Locate the string "Número" in the listing below. Copy every line where it is found.

## begin Source records

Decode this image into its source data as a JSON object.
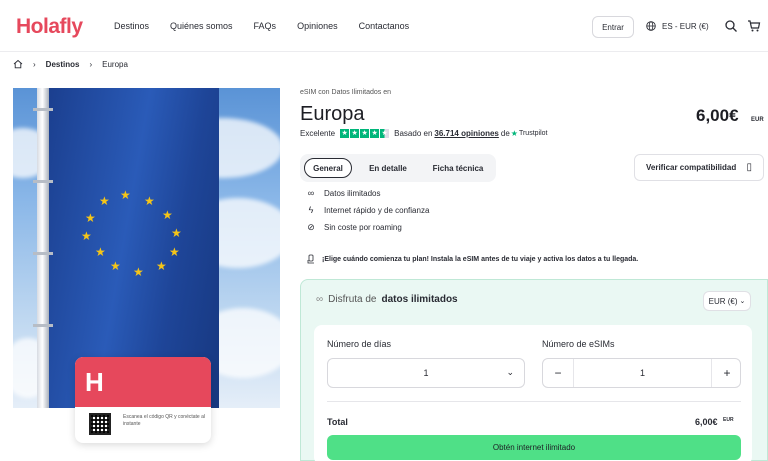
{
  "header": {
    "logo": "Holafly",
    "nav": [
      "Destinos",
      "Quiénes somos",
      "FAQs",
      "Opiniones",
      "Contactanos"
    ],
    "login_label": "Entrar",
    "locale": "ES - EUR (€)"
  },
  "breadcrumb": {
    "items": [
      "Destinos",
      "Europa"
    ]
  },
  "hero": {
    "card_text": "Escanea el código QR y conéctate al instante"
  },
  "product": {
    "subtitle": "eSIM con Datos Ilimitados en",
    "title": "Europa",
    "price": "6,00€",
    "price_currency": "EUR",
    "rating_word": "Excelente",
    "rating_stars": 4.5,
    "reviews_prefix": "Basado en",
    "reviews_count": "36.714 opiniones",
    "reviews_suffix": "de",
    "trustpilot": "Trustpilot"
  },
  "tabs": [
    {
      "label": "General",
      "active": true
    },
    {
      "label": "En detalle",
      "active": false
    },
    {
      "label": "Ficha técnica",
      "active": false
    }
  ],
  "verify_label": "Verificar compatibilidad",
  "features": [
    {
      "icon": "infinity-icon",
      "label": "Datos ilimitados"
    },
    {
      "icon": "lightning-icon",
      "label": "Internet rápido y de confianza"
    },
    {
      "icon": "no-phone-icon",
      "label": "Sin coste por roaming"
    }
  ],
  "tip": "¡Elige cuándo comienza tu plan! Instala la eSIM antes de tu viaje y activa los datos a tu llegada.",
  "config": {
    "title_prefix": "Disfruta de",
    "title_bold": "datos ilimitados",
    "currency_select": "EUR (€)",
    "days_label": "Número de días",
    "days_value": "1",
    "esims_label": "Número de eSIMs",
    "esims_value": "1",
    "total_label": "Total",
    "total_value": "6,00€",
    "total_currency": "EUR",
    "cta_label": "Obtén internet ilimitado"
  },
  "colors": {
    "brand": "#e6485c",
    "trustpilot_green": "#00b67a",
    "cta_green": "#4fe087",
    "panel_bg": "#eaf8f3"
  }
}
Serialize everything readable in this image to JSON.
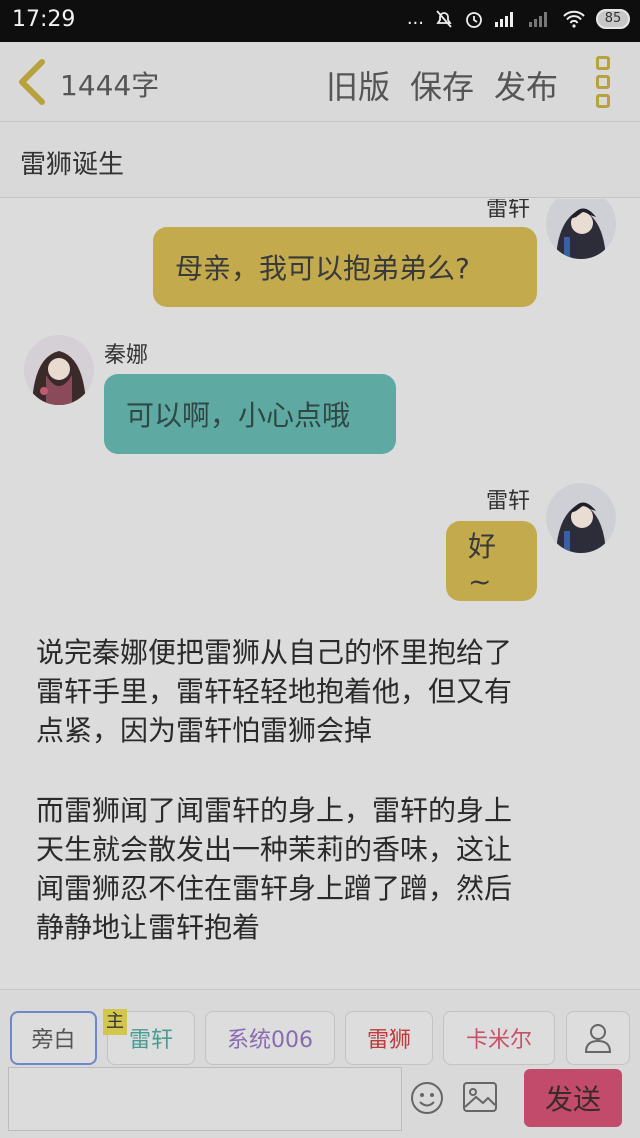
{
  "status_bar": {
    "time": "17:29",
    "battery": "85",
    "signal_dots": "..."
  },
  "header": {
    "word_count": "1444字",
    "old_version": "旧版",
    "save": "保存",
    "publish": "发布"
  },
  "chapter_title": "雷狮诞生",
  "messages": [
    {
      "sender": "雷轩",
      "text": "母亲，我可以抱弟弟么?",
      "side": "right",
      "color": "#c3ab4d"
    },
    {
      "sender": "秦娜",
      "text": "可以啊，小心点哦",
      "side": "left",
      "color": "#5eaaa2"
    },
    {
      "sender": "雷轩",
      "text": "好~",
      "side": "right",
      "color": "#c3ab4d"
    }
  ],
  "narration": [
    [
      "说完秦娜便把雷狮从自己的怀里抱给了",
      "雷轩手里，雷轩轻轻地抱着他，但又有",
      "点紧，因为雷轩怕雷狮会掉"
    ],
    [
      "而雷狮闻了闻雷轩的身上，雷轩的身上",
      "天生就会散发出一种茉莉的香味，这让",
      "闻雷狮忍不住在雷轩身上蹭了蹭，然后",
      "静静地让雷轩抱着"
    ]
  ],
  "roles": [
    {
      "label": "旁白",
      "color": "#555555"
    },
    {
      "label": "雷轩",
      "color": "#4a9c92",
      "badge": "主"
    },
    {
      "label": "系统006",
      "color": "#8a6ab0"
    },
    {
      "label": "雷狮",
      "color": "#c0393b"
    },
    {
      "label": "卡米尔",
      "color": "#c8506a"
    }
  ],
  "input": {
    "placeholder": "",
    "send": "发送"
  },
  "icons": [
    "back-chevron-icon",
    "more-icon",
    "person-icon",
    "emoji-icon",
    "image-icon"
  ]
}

## end Source records

> _Completed exercise_:
    "days_label": "Número de días",
    "esims_label": "Número de eSIMs",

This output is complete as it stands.